PROBLEM DESCRIPTION: Copy these lines with "screenshot" swapped for "image" everywhere and nothing else changed. Leave the pictures out.

— Start DATA LINES —

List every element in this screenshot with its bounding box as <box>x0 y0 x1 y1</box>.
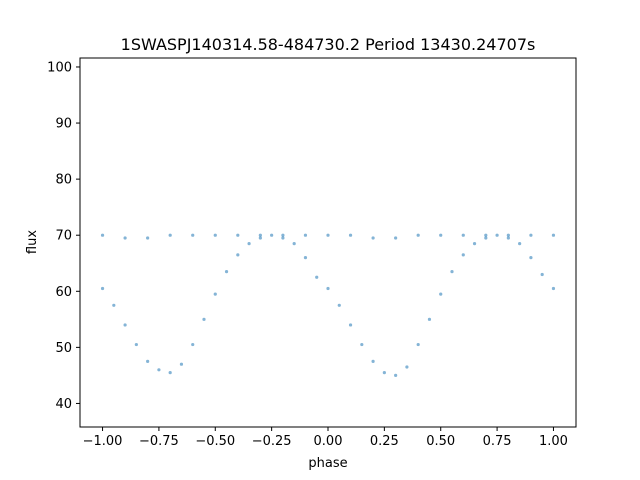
data-point <box>281 233 285 237</box>
data-point <box>134 342 138 347</box>
data-point <box>529 233 533 237</box>
data-point <box>348 323 353 327</box>
x-axis: −1.00 −0.75 −0.50 −0.25 0.00 0.25 0.50 0.75 1.00 <box>83 427 568 449</box>
data-point <box>551 286 556 291</box>
data-point <box>484 236 488 240</box>
data-point <box>202 317 206 321</box>
y-tick-label: 40 <box>55 397 72 412</box>
points-layer <box>100 233 556 378</box>
data-point <box>292 242 296 246</box>
chart-title: 1SWASPJ140314.58-484730.2 Period 13430.2… <box>121 35 536 54</box>
data-point <box>484 233 488 237</box>
data-point <box>146 359 150 363</box>
data-point <box>315 275 319 279</box>
data-point <box>247 242 251 246</box>
data-point <box>439 233 443 237</box>
data-point <box>168 371 172 375</box>
x-tick-label: 1.00 <box>539 434 568 449</box>
data-point <box>416 342 420 347</box>
data-point <box>112 303 116 307</box>
data-point <box>213 233 217 237</box>
data-point <box>461 253 465 257</box>
data-point <box>427 317 432 321</box>
data-point <box>518 242 522 246</box>
data-point <box>258 233 262 237</box>
data-point <box>146 236 150 240</box>
data-point <box>191 233 195 237</box>
x-axis-label: phase <box>308 456 347 471</box>
data-point <box>551 233 556 237</box>
data-point <box>382 371 386 375</box>
data-point <box>529 256 533 260</box>
data-point <box>100 233 105 237</box>
x-tick-label: −1.00 <box>83 434 123 449</box>
y-tick-label: 60 <box>55 285 72 300</box>
y-axis-label: flux <box>25 230 40 254</box>
data-point <box>450 270 454 274</box>
data-point <box>100 286 105 291</box>
data-point <box>360 342 364 347</box>
x-tick-label: −0.75 <box>139 434 179 449</box>
data-point <box>326 286 330 291</box>
data-point <box>191 342 195 347</box>
data-point <box>303 233 308 237</box>
data-point <box>303 256 308 260</box>
x-tick-label: 0.00 <box>314 434 343 449</box>
data-point <box>236 233 240 237</box>
y-tick-label: 50 <box>55 341 72 356</box>
y-tick-label: 70 <box>55 229 72 244</box>
data-point <box>371 236 375 240</box>
data-point <box>405 365 409 369</box>
data-point <box>326 233 330 237</box>
data-point <box>461 233 465 237</box>
data-point <box>157 368 161 372</box>
data-point <box>540 272 544 277</box>
data-point <box>270 233 274 237</box>
data-point <box>123 236 127 240</box>
data-point <box>439 292 443 296</box>
data-point <box>416 233 420 237</box>
data-point <box>472 242 477 246</box>
data-point <box>236 253 240 257</box>
x-tick-label: −0.50 <box>195 434 235 449</box>
data-point <box>281 236 285 240</box>
y-tick-label: 80 <box>55 173 72 188</box>
x-tick-label: −0.25 <box>252 434 292 449</box>
data-point <box>371 359 375 363</box>
data-point <box>495 233 499 237</box>
data-point <box>337 303 341 307</box>
data-point <box>394 373 398 378</box>
y-axis: 40 50 60 70 80 90 100 <box>47 60 80 412</box>
data-point <box>506 236 510 240</box>
x-tick-label: 0.25 <box>370 434 399 449</box>
data-point <box>224 270 229 274</box>
y-tick-label: 100 <box>47 60 72 75</box>
data-point <box>213 292 217 296</box>
data-point <box>179 362 184 366</box>
data-point <box>123 323 127 327</box>
data-point <box>348 233 353 237</box>
data-point <box>394 236 398 240</box>
data-point <box>168 233 172 237</box>
data-point <box>258 236 262 240</box>
x-tick-label: 0.75 <box>483 434 512 449</box>
y-tick-label: 90 <box>55 117 72 132</box>
x-tick-label: 0.50 <box>426 434 455 449</box>
data-point <box>506 233 510 237</box>
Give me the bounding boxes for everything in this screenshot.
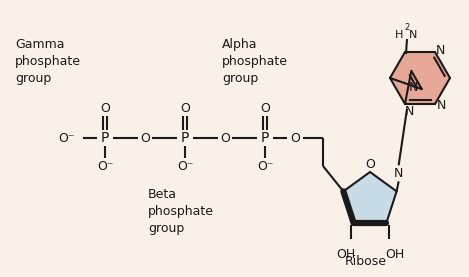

— End DATA LINES —

WRITTEN SOLUTION:
List every element in this image with its bounding box as <box>x0 y0 x1 y1</box>.
data-point <box>281 233 285 237</box>
data-point <box>134 342 138 347</box>
data-point <box>529 233 533 237</box>
data-point <box>348 323 353 327</box>
x-axis: −1.00 −0.75 −0.50 −0.25 0.00 0.25 0.50 0.75 1.00 <box>83 427 568 449</box>
data-point <box>551 286 556 291</box>
data-point <box>484 236 488 240</box>
data-point <box>202 317 206 321</box>
y-tick-label: 40 <box>55 397 72 412</box>
points-layer <box>100 233 556 378</box>
data-point <box>292 242 296 246</box>
chart-title: 1SWASPJ140314.58-484730.2 Period 13430.2… <box>121 35 536 54</box>
data-point <box>484 233 488 237</box>
data-point <box>146 359 150 363</box>
data-point <box>315 275 319 279</box>
data-point <box>247 242 251 246</box>
data-point <box>439 233 443 237</box>
data-point <box>168 371 172 375</box>
x-tick-label: 1.00 <box>539 434 568 449</box>
data-point <box>416 342 420 347</box>
data-point <box>112 303 116 307</box>
data-point <box>213 233 217 237</box>
data-point <box>461 253 465 257</box>
data-point <box>427 317 432 321</box>
data-point <box>518 242 522 246</box>
data-point <box>258 233 262 237</box>
data-point <box>146 236 150 240</box>
data-point <box>191 233 195 237</box>
x-axis-label: phase <box>308 456 347 471</box>
data-point <box>551 233 556 237</box>
data-point <box>382 371 386 375</box>
data-point <box>529 256 533 260</box>
data-point <box>100 233 105 237</box>
x-tick-label: −1.00 <box>83 434 123 449</box>
y-tick-label: 60 <box>55 285 72 300</box>
y-axis-label: flux <box>25 230 40 254</box>
data-point <box>450 270 454 274</box>
data-point <box>100 286 105 291</box>
data-point <box>360 342 364 347</box>
x-tick-label: −0.75 <box>139 434 179 449</box>
data-point <box>326 286 330 291</box>
data-point <box>191 342 195 347</box>
data-point <box>303 233 308 237</box>
data-point <box>303 256 308 260</box>
x-tick-label: 0.00 <box>314 434 343 449</box>
data-point <box>236 233 240 237</box>
y-tick-label: 50 <box>55 341 72 356</box>
y-tick-label: 70 <box>55 229 72 244</box>
data-point <box>371 236 375 240</box>
data-point <box>405 365 409 369</box>
data-point <box>326 233 330 237</box>
data-point <box>461 233 465 237</box>
data-point <box>157 368 161 372</box>
data-point <box>540 272 544 277</box>
data-point <box>270 233 274 237</box>
data-point <box>123 236 127 240</box>
data-point <box>439 292 443 296</box>
data-point <box>416 233 420 237</box>
data-point <box>472 242 477 246</box>
data-point <box>236 253 240 257</box>
x-tick-label: −0.50 <box>195 434 235 449</box>
data-point <box>281 236 285 240</box>
y-tick-label: 80 <box>55 173 72 188</box>
x-tick-label: −0.25 <box>252 434 292 449</box>
data-point <box>371 359 375 363</box>
data-point <box>495 233 499 237</box>
data-point <box>337 303 341 307</box>
data-point <box>394 373 398 378</box>
y-axis: 40 50 60 70 80 90 100 <box>47 60 80 412</box>
data-point <box>506 236 510 240</box>
x-tick-label: 0.25 <box>370 434 399 449</box>
data-point <box>224 270 229 274</box>
y-tick-label: 100 <box>47 60 72 75</box>
data-point <box>213 292 217 296</box>
data-point <box>179 362 184 366</box>
data-point <box>123 323 127 327</box>
data-point <box>348 233 353 237</box>
data-point <box>394 236 398 240</box>
data-point <box>168 233 172 237</box>
data-point <box>258 236 262 240</box>
x-tick-label: 0.75 <box>483 434 512 449</box>
y-tick-label: 90 <box>55 117 72 132</box>
x-tick-label: 0.50 <box>426 434 455 449</box>
data-point <box>506 233 510 237</box>
Give me the bounding boxes for everything in this image.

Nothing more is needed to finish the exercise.